● Given passage
Let me show you a first example:

$ time puppet —version 0.24.5

real 0m0.718s user 0m0.576s sys 0m0.140s

During that time, there is hundreds, if not thousands “rt_sigprocmask(SIG_BLOCK, NULL, [], 8)” calls being made. All this to show the version.

If you follow the thread, you can find more comments complaining about the poor performance of Puppet and further seaches show stackoverflow questions expressing the same concern.

It’s not just Ruby and Puppet, though. You can find similar bug reports for other projects with users reporting 100% CPU usage and hundreds of thousands of calls to sigprocmask melting their CPUs.

How does this happen? Shouldn’t this be easy to fix?

What’s really going on here is that the calls to sigprocmask are coming from inside of a pair of glibc functions (that are not system calls): getcontext and setcontext.

These two functions are used to save and restore the CPU state and are commonly used by programs and libraries implementing exception handling or userland threads. In the case of Ruby 1.8.7: setcontext and getcontext are used as part of the userland thread implementation to context switch between threads.

You’d imagine that this pair of functions would execute quickly, after all, they just need to save or restore a small set of CPU registers. It turns out that in addition to saving the set of CPU registers (a very fast operation) the implementations of these functions in glibc are such that the sigprocmask system call is used to save or restore the signal mask.

● Extracted information
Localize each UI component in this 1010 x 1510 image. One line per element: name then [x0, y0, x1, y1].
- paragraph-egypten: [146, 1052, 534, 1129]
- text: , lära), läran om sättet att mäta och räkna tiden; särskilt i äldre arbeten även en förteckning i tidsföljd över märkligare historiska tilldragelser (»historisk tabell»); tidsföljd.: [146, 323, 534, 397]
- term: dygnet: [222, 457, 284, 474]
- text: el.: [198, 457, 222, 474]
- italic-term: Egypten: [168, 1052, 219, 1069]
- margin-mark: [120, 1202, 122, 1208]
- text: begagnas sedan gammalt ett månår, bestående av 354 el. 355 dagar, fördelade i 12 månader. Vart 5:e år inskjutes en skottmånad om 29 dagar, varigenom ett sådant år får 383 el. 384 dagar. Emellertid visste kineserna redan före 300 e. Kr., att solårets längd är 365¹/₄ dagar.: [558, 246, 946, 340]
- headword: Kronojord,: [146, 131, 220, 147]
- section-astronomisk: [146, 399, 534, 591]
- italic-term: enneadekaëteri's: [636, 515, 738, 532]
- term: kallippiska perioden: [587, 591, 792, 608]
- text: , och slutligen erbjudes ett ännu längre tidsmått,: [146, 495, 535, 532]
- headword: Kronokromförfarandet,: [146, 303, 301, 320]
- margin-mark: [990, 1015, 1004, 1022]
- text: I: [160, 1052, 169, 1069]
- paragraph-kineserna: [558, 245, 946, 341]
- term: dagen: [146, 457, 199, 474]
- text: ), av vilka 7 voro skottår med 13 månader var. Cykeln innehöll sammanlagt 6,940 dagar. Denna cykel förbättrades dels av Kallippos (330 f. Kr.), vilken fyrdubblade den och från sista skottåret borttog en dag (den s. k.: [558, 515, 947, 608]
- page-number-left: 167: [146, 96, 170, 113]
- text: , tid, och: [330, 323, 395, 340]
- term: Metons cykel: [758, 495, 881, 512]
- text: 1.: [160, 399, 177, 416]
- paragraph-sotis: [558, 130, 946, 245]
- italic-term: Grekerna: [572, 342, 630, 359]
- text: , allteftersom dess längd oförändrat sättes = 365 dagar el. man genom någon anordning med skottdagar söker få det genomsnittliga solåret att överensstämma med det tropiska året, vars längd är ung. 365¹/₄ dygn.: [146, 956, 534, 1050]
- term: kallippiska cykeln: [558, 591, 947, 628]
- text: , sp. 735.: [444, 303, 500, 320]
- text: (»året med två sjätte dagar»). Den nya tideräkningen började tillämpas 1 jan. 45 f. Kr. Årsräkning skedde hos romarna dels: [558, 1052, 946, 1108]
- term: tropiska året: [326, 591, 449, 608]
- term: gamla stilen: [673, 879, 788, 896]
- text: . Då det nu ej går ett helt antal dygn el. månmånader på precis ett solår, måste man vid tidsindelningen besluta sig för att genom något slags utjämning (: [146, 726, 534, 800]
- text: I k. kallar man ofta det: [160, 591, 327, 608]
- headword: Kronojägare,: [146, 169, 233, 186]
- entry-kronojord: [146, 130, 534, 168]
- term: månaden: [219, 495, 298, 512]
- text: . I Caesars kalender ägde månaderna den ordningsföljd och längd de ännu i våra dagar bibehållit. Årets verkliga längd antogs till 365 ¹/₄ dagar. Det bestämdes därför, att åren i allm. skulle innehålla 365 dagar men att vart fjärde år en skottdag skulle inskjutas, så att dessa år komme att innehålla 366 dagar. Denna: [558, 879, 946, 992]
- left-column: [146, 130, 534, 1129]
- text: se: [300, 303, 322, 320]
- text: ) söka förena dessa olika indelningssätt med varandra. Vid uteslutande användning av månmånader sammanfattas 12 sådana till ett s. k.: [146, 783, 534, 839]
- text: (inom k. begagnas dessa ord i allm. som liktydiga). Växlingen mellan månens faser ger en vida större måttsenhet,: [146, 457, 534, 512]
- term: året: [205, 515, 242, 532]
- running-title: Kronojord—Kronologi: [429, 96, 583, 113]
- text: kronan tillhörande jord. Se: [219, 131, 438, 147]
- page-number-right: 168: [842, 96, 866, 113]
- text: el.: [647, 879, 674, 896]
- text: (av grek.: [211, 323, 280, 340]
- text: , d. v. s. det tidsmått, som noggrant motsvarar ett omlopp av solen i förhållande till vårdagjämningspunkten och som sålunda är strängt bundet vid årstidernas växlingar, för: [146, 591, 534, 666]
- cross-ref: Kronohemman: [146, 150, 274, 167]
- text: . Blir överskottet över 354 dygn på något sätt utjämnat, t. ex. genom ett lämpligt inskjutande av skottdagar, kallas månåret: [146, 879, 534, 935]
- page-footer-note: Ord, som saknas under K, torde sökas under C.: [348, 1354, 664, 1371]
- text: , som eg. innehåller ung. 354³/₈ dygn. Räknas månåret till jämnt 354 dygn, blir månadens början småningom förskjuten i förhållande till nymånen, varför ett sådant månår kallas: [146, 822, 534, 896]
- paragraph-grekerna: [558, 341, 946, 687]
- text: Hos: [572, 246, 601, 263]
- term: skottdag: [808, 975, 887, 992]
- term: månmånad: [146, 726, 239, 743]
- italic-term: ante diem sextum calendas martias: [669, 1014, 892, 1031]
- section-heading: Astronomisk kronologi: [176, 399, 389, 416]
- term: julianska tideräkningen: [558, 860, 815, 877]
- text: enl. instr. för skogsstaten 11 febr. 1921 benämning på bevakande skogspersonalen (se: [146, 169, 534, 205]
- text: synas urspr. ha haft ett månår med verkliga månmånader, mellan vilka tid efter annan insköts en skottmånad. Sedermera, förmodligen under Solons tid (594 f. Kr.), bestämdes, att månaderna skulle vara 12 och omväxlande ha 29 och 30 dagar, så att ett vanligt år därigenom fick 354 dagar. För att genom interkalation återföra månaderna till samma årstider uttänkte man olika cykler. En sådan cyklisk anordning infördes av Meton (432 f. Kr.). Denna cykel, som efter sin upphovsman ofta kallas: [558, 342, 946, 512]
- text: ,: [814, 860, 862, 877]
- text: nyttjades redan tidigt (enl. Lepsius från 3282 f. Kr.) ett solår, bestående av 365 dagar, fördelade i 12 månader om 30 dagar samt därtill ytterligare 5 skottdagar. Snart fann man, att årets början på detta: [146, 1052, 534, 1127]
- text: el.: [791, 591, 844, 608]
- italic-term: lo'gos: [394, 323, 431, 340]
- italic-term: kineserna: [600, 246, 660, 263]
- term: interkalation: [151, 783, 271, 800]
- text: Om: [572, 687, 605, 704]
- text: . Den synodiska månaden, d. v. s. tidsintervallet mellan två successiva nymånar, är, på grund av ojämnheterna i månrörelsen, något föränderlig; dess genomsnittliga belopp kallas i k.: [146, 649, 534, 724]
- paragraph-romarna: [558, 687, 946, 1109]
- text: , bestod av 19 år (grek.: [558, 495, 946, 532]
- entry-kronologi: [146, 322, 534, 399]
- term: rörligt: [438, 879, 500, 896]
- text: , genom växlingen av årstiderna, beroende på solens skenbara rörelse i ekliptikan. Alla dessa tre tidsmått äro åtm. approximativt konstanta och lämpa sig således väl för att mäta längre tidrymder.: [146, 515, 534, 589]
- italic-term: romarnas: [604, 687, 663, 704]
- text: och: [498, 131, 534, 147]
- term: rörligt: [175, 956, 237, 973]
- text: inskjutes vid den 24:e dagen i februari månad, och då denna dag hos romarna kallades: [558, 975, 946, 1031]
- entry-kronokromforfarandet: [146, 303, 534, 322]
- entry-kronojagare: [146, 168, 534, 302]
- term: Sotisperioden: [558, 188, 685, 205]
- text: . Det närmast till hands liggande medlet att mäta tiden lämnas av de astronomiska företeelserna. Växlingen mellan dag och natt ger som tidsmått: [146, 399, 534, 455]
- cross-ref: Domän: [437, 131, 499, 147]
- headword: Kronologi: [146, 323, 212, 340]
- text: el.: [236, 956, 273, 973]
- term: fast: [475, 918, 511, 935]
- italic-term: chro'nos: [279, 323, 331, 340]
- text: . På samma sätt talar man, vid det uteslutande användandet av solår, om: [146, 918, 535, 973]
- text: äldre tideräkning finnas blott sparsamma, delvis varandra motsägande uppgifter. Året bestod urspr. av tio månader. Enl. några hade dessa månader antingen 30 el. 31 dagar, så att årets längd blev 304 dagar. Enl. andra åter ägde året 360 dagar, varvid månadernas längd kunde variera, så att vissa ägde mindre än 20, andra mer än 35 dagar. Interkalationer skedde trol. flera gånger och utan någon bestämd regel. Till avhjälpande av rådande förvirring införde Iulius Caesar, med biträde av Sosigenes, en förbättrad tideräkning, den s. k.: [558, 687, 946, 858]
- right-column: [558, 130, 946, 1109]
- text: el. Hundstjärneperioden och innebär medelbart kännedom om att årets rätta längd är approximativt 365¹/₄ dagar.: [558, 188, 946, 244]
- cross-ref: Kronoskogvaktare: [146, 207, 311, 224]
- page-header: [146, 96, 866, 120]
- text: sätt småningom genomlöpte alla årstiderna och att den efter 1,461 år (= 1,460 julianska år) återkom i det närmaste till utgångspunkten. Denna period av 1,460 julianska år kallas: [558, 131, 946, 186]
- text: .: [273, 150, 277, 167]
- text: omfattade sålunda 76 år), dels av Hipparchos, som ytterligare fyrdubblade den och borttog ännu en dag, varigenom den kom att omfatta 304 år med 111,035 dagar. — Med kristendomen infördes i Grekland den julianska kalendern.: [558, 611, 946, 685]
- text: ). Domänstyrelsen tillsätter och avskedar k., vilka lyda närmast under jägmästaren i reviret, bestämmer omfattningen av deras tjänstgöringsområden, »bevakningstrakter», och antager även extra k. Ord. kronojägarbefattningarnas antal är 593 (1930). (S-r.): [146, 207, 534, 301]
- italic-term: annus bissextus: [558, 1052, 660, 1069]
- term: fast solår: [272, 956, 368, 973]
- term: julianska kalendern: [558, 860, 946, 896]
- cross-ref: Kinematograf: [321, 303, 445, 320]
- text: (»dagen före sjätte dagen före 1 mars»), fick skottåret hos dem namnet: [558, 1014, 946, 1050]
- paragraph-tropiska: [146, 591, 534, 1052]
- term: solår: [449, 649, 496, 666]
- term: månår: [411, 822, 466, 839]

● Activities
1: From the passage on sigprocmask calls, print the part that begins at the words "real 0m0.718s user" and stops after the words "getcontext and setcontext.".
2: Rewrite more briefly the paragraph of the passage on sigprocmask calls that begins "These two functions are used to save", keeping its main facts.
The rows have no connection to the passage on sigprocmask calls.

● List of solutions
1:
real 0m0.718s user 0m0.576s sys 0m0.140s

During that time, there is hundreds, if not thousands “rt_sigprocmask(SIG_BLOCK, NULL, [], 8)” calls being made. All this to show the version.

If you follow the thread, you can find more comments complaining about the poor performance of Puppet and further seaches show stackoverflow questions expressing the same concern.

It’s not just Ruby and Puppet, though. You can find similar bug reports for other projects with users reporting 100% CPU usage and hundreds of thousands of calls to sigprocmask melting their CPUs.

How does this happen? Shouldn’t this be easy to fix?

What’s really going on here is that the calls to sigprocmask are coming from inside of a pair of glibc functions (that are not system calls): getcontext and setcontext.

2: Programs and libraries that implement exception handling or userland threads commonly use getcontext and setcontext to save and restore CPU state. Ruby 1.8.7's userland thread implementation uses them to context switch between threads.